--- TASK ---
Return the records word for word. Any pictures in them are not part of the copy.

--- Start ---

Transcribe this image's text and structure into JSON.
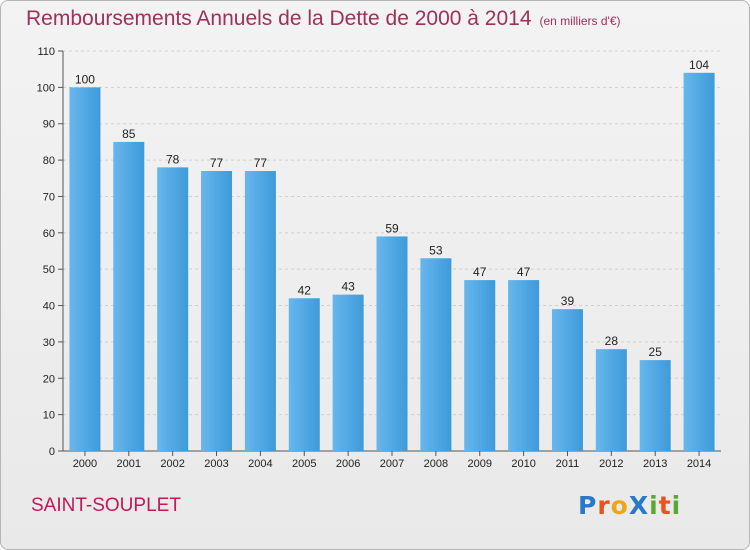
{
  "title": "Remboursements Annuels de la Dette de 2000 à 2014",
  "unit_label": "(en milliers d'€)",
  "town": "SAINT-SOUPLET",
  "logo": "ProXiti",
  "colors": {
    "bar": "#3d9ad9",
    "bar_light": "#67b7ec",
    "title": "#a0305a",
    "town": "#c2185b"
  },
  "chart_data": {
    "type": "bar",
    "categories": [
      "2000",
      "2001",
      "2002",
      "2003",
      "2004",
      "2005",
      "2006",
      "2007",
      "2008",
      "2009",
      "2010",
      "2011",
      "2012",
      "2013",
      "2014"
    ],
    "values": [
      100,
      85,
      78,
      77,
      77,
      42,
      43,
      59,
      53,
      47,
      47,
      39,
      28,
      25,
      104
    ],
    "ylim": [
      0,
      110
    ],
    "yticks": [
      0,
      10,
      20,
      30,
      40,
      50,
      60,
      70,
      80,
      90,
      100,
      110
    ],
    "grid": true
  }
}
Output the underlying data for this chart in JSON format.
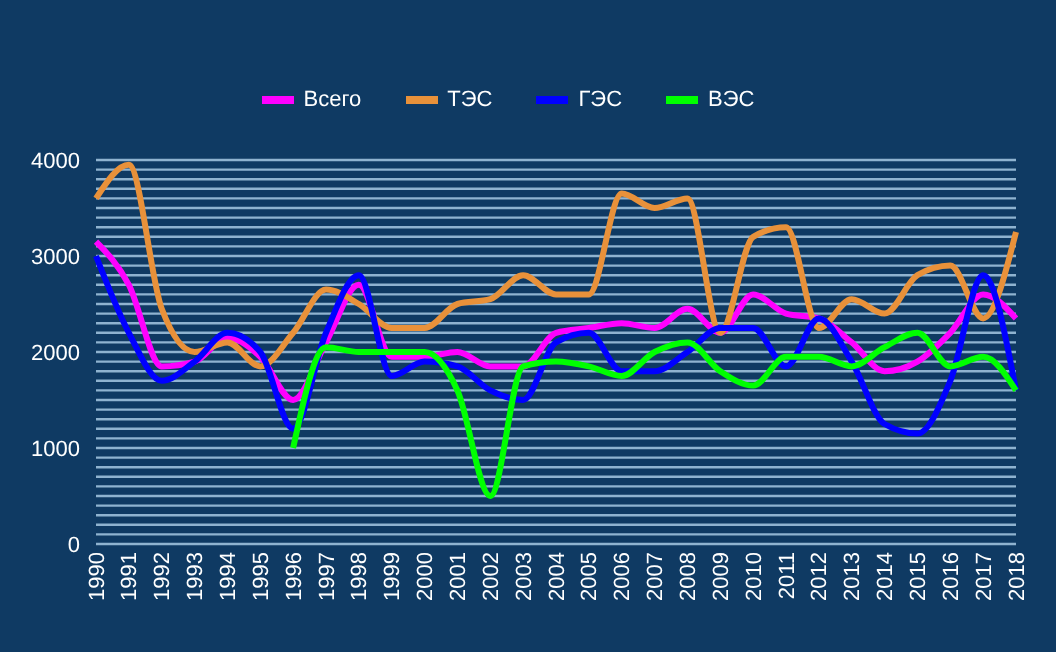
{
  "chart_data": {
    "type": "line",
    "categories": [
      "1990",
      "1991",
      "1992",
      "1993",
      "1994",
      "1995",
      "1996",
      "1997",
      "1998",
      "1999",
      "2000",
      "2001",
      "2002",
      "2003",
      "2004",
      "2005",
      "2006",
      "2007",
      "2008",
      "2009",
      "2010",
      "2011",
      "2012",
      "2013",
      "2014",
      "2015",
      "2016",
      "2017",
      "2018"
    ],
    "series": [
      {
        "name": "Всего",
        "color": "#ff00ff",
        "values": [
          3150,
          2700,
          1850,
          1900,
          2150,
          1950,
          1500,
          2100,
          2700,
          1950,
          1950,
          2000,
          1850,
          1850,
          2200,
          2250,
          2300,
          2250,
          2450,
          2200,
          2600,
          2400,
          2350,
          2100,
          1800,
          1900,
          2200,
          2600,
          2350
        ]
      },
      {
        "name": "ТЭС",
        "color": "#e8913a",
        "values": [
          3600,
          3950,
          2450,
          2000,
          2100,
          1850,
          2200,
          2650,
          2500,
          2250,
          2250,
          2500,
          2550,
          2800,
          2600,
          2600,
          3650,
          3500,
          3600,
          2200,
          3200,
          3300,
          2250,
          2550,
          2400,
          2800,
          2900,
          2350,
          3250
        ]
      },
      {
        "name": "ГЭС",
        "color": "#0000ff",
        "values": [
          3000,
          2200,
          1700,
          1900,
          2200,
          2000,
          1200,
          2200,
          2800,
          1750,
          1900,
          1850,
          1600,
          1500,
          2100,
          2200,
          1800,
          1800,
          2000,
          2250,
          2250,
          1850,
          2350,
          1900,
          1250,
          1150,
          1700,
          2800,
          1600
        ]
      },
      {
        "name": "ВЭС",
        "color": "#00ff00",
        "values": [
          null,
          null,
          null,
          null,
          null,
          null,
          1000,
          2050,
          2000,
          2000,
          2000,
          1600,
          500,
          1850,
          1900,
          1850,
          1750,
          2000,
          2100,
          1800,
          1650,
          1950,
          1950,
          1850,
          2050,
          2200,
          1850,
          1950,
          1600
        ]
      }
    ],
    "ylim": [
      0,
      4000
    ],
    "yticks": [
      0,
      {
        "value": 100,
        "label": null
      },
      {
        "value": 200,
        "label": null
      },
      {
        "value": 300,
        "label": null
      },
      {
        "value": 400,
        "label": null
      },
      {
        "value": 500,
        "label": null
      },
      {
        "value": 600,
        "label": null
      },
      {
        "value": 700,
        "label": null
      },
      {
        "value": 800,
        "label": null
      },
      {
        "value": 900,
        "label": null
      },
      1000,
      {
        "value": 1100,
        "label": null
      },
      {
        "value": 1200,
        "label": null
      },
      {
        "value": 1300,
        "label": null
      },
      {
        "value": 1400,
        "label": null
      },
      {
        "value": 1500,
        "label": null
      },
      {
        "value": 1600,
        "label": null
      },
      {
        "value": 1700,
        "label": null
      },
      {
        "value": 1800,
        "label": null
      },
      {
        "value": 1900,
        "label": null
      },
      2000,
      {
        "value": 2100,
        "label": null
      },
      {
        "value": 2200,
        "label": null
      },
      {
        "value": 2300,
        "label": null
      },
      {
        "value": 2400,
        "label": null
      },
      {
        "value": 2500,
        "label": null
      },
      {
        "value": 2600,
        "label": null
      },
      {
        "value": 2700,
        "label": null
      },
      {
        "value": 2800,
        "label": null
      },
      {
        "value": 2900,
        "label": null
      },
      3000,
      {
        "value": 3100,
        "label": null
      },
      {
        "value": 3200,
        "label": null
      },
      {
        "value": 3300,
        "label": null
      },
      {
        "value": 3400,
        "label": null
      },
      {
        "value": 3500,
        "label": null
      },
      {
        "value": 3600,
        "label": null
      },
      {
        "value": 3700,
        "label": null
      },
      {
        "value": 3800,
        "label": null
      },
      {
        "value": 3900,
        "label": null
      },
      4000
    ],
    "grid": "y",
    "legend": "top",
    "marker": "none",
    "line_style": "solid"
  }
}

--- End ---

--- REPLY ---
Transcribe this image's text and structure into JSON.
{
  "title": "Remboursements Annuels de la Dette de 2000 à 2014",
  "unit_label": "(en milliers d'€)",
  "town": "SAINT-SOUPLET",
  "logo": "ProXiti",
  "colors": {
    "bar": "#3d9ad9",
    "bar_light": "#67b7ec",
    "title": "#a0305a",
    "town": "#c2185b"
  },
  "chart_data": {
    "type": "bar",
    "categories": [
      "2000",
      "2001",
      "2002",
      "2003",
      "2004",
      "2005",
      "2006",
      "2007",
      "2008",
      "2009",
      "2010",
      "2011",
      "2012",
      "2013",
      "2014"
    ],
    "values": [
      100,
      85,
      78,
      77,
      77,
      42,
      43,
      59,
      53,
      47,
      47,
      39,
      28,
      25,
      104
    ],
    "ylim": [
      0,
      110
    ],
    "yticks": [
      0,
      10,
      20,
      30,
      40,
      50,
      60,
      70,
      80,
      90,
      100,
      110
    ],
    "grid": true
  }
}
Output the underlying data for this chart in JSON format.
{
  "chart_data": {
    "type": "line",
    "categories": [
      "1990",
      "1991",
      "1992",
      "1993",
      "1994",
      "1995",
      "1996",
      "1997",
      "1998",
      "1999",
      "2000",
      "2001",
      "2002",
      "2003",
      "2004",
      "2005",
      "2006",
      "2007",
      "2008",
      "2009",
      "2010",
      "2011",
      "2012",
      "2013",
      "2014",
      "2015",
      "2016",
      "2017",
      "2018"
    ],
    "series": [
      {
        "name": "Всего",
        "color": "#ff00ff",
        "values": [
          3150,
          2700,
          1850,
          1900,
          2150,
          1950,
          1500,
          2100,
          2700,
          1950,
          1950,
          2000,
          1850,
          1850,
          2200,
          2250,
          2300,
          2250,
          2450,
          2200,
          2600,
          2400,
          2350,
          2100,
          1800,
          1900,
          2200,
          2600,
          2350
        ]
      },
      {
        "name": "ТЭС",
        "color": "#e8913a",
        "values": [
          3600,
          3950,
          2450,
          2000,
          2100,
          1850,
          2200,
          2650,
          2500,
          2250,
          2250,
          2500,
          2550,
          2800,
          2600,
          2600,
          3650,
          3500,
          3600,
          2200,
          3200,
          3300,
          2250,
          2550,
          2400,
          2800,
          2900,
          2350,
          3250
        ]
      },
      {
        "name": "ГЭС",
        "color": "#0000ff",
        "values": [
          3000,
          2200,
          1700,
          1900,
          2200,
          2000,
          1200,
          2200,
          2800,
          1750,
          1900,
          1850,
          1600,
          1500,
          2100,
          2200,
          1800,
          1800,
          2000,
          2250,
          2250,
          1850,
          2350,
          1900,
          1250,
          1150,
          1700,
          2800,
          1600
        ]
      },
      {
        "name": "ВЭС",
        "color": "#00ff00",
        "values": [
          null,
          null,
          null,
          null,
          null,
          null,
          1000,
          2050,
          2000,
          2000,
          2000,
          1600,
          500,
          1850,
          1900,
          1850,
          1750,
          2000,
          2100,
          1800,
          1650,
          1950,
          1950,
          1850,
          2050,
          2200,
          1850,
          1950,
          1600
        ]
      }
    ],
    "ylim": [
      0,
      4000
    ],
    "yticks": [
      0,
      {
        "value": 100,
        "label": null
      },
      {
        "value": 200,
        "label": null
      },
      {
        "value": 300,
        "label": null
      },
      {
        "value": 400,
        "label": null
      },
      {
        "value": 500,
        "label": null
      },
      {
        "value": 600,
        "label": null
      },
      {
        "value": 700,
        "label": null
      },
      {
        "value": 800,
        "label": null
      },
      {
        "value": 900,
        "label": null
      },
      1000,
      {
        "value": 1100,
        "label": null
      },
      {
        "value": 1200,
        "label": null
      },
      {
        "value": 1300,
        "label": null
      },
      {
        "value": 1400,
        "label": null
      },
      {
        "value": 1500,
        "label": null
      },
      {
        "value": 1600,
        "label": null
      },
      {
        "value": 1700,
        "label": null
      },
      {
        "value": 1800,
        "label": null
      },
      {
        "value": 1900,
        "label": null
      },
      2000,
      {
        "value": 2100,
        "label": null
      },
      {
        "value": 2200,
        "label": null
      },
      {
        "value": 2300,
        "label": null
      },
      {
        "value": 2400,
        "label": null
      },
      {
        "value": 2500,
        "label": null
      },
      {
        "value": 2600,
        "label": null
      },
      {
        "value": 2700,
        "label": null
      },
      {
        "value": 2800,
        "label": null
      },
      {
        "value": 2900,
        "label": null
      },
      3000,
      {
        "value": 3100,
        "label": null
      },
      {
        "value": 3200,
        "label": null
      },
      {
        "value": 3300,
        "label": null
      },
      {
        "value": 3400,
        "label": null
      },
      {
        "value": 3500,
        "label": null
      },
      {
        "value": 3600,
        "label": null
      },
      {
        "value": 3700,
        "label": null
      },
      {
        "value": 3800,
        "label": null
      },
      {
        "value": 3900,
        "label": null
      },
      4000
    ],
    "grid": "y",
    "legend": "top",
    "marker": "none",
    "line_style": "solid"
  }
}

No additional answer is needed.